↓
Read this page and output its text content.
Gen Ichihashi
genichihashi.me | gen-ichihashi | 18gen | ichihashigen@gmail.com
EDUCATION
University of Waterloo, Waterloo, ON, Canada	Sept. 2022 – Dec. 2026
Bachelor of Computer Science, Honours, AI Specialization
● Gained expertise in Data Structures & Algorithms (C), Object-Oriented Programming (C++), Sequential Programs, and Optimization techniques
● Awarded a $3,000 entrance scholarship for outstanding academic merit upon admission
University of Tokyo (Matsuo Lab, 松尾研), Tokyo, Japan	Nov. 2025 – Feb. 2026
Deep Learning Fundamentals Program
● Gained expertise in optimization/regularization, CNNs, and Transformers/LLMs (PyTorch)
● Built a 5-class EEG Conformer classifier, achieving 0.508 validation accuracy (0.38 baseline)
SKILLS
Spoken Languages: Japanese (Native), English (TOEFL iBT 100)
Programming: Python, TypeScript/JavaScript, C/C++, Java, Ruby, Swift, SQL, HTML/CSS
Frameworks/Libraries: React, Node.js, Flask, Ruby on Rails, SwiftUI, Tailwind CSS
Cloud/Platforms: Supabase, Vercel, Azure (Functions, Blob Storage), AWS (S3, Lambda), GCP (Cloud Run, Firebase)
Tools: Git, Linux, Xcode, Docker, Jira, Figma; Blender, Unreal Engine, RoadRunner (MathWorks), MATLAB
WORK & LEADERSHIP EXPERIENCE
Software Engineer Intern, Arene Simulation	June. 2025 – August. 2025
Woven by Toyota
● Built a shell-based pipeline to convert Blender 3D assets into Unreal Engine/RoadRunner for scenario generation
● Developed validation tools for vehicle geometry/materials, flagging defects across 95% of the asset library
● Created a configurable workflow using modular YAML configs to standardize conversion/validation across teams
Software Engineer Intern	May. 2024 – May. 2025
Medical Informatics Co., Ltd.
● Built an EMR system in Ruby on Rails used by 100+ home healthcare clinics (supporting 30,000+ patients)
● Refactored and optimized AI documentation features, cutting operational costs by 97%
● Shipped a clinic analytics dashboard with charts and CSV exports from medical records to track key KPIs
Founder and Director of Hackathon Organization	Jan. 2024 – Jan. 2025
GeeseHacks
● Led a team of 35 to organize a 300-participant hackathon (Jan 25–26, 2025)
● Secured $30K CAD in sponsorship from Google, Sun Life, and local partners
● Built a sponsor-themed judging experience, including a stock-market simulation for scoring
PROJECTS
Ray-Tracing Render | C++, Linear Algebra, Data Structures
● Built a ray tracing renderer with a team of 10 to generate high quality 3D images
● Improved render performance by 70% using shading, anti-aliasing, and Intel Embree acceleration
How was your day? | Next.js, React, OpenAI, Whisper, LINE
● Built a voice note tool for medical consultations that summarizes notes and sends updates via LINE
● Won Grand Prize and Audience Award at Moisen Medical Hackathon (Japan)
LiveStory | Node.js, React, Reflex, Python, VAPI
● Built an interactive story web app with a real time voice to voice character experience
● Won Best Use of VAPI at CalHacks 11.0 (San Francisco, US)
↑
Count the lines above in which the word "with" appears, then state only that count.

3